**Task directions**
Find the string "Allows" and gather every line that holds it.

**Rows**
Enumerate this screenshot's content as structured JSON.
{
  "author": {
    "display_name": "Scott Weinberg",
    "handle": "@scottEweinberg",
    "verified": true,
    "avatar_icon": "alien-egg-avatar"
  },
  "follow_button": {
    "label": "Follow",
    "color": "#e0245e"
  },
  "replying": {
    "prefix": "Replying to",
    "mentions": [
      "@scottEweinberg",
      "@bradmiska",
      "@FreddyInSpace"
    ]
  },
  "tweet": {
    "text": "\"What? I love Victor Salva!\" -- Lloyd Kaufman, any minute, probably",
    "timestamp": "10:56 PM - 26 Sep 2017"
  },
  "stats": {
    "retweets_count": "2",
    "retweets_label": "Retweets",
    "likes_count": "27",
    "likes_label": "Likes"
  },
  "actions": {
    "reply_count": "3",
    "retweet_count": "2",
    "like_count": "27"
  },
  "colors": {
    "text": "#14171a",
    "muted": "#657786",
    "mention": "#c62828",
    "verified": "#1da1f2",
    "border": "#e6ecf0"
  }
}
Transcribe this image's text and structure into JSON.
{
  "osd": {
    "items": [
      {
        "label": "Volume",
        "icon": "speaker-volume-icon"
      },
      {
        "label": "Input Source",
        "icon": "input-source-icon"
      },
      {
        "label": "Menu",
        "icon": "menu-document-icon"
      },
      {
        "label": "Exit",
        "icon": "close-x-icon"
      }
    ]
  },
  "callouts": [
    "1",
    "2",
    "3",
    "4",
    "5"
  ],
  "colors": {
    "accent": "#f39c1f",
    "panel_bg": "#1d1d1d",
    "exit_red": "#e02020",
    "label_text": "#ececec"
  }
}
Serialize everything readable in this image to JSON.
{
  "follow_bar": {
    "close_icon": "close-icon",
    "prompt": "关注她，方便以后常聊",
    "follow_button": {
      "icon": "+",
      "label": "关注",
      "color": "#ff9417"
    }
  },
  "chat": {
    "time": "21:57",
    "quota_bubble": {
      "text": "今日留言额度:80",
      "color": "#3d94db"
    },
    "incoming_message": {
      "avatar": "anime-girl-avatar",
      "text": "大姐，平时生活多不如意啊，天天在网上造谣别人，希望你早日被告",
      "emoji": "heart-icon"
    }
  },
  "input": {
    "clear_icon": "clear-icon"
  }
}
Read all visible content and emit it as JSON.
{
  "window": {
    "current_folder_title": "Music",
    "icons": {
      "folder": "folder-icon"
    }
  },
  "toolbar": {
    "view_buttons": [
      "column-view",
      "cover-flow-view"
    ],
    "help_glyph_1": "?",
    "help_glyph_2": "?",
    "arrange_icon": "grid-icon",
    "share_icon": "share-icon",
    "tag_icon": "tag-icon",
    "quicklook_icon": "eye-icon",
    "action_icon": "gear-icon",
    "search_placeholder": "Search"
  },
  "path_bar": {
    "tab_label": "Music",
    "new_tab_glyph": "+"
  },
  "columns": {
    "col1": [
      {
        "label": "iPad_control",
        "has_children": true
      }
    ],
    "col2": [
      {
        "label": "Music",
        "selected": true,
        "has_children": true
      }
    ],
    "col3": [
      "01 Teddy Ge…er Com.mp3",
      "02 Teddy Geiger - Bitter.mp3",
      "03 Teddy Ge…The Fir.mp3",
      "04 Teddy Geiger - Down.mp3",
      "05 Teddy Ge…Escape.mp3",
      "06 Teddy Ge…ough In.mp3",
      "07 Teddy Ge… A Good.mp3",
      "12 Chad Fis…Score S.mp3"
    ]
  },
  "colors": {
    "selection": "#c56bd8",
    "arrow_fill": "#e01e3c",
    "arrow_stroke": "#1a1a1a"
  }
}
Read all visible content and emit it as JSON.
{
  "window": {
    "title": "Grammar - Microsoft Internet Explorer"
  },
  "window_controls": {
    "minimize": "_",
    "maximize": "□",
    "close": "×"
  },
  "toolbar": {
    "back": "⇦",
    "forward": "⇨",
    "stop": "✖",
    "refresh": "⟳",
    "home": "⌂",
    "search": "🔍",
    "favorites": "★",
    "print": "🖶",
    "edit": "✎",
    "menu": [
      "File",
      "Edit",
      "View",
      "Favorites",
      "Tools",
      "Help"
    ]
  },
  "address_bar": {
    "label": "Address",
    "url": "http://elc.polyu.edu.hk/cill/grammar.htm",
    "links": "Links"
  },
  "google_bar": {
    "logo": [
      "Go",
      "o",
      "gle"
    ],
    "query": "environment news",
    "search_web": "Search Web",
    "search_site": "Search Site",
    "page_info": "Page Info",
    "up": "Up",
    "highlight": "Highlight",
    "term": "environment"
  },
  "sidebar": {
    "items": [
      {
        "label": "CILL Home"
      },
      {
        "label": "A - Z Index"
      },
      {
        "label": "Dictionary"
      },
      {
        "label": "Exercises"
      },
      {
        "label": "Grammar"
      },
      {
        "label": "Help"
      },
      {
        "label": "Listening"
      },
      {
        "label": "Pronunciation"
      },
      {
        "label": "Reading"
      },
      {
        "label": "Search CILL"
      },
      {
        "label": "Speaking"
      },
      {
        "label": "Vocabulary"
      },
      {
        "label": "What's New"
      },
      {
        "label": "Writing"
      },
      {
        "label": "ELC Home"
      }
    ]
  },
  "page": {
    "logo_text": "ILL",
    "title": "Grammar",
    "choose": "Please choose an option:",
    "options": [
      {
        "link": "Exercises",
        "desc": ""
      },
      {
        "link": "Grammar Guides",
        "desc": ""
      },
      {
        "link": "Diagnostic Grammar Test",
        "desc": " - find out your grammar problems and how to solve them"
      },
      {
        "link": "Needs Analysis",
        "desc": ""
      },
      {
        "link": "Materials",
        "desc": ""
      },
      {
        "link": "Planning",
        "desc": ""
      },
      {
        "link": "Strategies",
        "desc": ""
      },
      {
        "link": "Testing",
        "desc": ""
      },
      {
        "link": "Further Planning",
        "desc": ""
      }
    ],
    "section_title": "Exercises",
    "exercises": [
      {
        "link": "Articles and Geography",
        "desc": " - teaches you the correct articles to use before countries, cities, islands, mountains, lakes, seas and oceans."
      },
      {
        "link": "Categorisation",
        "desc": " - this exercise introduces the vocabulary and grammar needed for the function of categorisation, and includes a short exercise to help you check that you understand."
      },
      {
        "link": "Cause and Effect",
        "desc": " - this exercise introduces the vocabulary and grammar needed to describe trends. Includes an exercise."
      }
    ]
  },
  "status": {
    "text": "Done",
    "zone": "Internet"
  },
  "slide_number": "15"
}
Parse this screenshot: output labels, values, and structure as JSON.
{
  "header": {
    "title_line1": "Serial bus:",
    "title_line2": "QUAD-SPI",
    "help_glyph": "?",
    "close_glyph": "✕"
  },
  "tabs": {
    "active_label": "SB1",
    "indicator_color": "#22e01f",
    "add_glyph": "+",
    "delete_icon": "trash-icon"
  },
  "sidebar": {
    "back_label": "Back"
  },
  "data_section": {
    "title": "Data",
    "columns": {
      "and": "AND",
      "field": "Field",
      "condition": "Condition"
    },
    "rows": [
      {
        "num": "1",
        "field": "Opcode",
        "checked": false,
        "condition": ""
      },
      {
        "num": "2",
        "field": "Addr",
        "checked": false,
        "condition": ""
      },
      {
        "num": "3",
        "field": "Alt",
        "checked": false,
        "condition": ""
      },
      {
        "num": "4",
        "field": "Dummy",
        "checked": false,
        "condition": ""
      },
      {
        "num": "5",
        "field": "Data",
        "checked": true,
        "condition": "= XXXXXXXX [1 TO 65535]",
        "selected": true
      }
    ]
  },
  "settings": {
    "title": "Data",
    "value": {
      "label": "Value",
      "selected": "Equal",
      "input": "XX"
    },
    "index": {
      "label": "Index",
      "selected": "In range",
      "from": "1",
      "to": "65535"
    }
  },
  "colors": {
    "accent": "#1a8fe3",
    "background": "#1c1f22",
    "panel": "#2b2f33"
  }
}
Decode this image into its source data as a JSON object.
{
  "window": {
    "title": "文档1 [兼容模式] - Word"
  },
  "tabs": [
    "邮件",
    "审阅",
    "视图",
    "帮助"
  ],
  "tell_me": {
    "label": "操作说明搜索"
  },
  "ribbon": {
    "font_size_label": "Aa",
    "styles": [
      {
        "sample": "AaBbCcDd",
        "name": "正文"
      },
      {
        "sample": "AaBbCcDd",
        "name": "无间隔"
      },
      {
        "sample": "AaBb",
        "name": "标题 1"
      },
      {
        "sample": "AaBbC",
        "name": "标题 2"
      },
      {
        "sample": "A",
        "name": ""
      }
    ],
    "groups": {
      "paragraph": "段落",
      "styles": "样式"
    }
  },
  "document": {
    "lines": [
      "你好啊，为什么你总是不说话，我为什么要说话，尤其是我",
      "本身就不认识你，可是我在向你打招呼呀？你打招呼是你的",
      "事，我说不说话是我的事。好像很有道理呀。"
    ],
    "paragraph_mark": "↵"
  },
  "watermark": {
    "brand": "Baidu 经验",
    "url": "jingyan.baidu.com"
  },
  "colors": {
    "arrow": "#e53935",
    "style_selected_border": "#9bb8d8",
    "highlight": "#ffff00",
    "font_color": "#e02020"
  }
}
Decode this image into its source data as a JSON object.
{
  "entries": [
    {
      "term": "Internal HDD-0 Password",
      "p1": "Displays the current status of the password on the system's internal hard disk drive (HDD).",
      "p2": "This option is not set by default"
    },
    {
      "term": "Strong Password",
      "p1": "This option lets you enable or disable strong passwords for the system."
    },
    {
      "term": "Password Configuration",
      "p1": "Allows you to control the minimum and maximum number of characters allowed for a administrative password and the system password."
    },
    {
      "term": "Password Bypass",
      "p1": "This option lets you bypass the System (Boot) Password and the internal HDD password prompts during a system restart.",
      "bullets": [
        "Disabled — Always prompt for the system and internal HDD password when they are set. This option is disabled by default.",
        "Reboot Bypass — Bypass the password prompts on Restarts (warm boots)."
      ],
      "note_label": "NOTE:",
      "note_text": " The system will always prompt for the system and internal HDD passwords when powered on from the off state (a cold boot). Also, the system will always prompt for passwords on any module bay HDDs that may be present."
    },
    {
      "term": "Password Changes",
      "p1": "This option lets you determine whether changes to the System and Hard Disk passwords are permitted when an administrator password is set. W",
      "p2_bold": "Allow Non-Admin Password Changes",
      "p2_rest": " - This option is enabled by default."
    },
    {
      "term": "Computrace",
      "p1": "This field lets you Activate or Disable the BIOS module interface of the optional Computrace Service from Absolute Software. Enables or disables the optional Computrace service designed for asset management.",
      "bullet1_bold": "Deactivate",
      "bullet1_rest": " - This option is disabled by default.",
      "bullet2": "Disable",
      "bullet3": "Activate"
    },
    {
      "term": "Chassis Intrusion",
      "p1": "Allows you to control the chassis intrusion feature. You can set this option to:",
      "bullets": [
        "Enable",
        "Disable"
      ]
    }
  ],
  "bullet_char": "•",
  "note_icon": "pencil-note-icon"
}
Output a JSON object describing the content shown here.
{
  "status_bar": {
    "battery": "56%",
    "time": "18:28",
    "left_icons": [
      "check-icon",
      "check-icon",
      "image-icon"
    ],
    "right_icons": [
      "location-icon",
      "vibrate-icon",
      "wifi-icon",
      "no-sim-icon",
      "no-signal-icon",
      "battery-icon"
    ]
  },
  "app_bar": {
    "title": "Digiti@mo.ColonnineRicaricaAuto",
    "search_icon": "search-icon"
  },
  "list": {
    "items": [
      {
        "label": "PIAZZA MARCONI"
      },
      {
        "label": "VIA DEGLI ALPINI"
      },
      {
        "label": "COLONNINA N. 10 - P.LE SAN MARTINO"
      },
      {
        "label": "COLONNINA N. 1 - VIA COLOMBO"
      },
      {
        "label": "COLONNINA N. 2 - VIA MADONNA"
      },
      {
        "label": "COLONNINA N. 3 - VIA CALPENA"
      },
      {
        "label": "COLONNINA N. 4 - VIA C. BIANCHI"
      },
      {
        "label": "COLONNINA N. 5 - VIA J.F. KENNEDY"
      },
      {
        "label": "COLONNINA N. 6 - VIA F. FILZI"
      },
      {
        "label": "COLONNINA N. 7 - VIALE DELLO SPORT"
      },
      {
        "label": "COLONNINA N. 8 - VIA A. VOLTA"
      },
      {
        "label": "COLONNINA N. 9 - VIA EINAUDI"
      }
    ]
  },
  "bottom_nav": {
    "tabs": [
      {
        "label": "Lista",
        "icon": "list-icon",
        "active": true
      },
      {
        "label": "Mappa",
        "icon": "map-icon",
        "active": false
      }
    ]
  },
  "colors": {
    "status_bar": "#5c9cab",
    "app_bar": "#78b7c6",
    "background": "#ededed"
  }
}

**Result of this task**
      "p1": "Allows you to control the minimum and maximum number of characters allowed for a administrative password and the system password."
      "p1": "Allows you to control the chassis intrusion feature. You can set this option to:",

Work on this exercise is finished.